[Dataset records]
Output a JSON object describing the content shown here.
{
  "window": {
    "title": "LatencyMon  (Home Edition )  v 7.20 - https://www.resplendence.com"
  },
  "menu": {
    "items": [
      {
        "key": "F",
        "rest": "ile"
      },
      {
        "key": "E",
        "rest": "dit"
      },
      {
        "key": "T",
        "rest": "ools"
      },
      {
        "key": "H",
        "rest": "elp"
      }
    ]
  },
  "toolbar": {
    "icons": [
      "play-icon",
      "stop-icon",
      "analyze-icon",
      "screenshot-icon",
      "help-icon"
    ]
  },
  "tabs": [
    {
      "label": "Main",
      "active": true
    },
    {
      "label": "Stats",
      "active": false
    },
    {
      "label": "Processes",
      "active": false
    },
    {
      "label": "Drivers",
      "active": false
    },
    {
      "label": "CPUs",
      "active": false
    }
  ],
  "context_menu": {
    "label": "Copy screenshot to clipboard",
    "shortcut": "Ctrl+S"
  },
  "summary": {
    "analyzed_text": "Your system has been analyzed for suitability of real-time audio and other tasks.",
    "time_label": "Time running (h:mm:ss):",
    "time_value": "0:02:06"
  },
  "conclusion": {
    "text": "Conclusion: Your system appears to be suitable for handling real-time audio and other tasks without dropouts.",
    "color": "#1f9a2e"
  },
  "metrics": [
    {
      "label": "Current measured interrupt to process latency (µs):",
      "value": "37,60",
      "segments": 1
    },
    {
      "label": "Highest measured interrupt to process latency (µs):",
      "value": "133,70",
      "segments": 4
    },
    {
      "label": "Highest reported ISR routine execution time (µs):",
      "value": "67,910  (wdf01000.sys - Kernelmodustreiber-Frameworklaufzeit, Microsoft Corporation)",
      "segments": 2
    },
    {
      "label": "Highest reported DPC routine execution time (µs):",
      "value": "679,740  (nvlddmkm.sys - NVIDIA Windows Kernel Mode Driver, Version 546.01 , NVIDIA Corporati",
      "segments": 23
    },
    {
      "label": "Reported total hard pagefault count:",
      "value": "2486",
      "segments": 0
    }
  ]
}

### [EXERCISE INSTRUCTIONS]
Each record above should be returned exactly as it appears.

### [EXERCISE ANSWER]
Output a JSON object describing the content shown here.
{
  "window": {
    "title": "LatencyMon  (Home Edition )  v 7.20 - https://www.resplendence.com"
  },
  "menu": {
    "items": [
      {
        "key": "F",
        "rest": "ile"
      },
      {
        "key": "E",
        "rest": "dit"
      },
      {
        "key": "T",
        "rest": "ools"
      },
      {
        "key": "H",
        "rest": "elp"
      }
    ]
  },
  "toolbar": {
    "icons": [
      "play-icon",
      "stop-icon",
      "analyze-icon",
      "screenshot-icon",
      "help-icon"
    ]
  },
  "tabs": [
    {
      "label": "Main",
      "active": true
    },
    {
      "label": "Stats",
      "active": false
    },
    {
      "label": "Processes",
      "active": false
    },
    {
      "label": "Drivers",
      "active": false
    },
    {
      "label": "CPUs",
      "active": false
    }
  ],
  "context_menu": {
    "label": "Copy screenshot to clipboard",
    "shortcut": "Ctrl+S"
  },
  "summary": {
    "analyzed_text": "Your system has been analyzed for suitability of real-time audio and other tasks.",
    "time_label": "Time running (h:mm:ss):",
    "time_value": "0:02:06"
  },
  "conclusion": {
    "text": "Conclusion: Your system appears to be suitable for handling real-time audio and other tasks without dropouts.",
    "color": "#1f9a2e"
  },
  "metrics": [
    {
      "label": "Current measured interrupt to process latency (µs):",
      "value": "37,60",
      "segments": 1
    },
    {
      "label": "Highest measured interrupt to process latency (µs):",
      "value": "133,70",
      "segments": 4
    },
    {
      "label": "Highest reported ISR routine execution time (µs):",
      "value": "67,910  (wdf01000.sys - Kernelmodustreiber-Frameworklaufzeit, Microsoft Corporation)",
      "segments": 2
    },
    {
      "label": "Highest reported DPC routine execution time (µs):",
      "value": "679,740  (nvlddmkm.sys - NVIDIA Windows Kernel Mode Driver, Version 546.01 , NVIDIA Corporati",
      "segments": 23
    },
    {
      "label": "Reported total hard pagefault count:",
      "value": "2486",
      "segments": 0
    }
  ]
}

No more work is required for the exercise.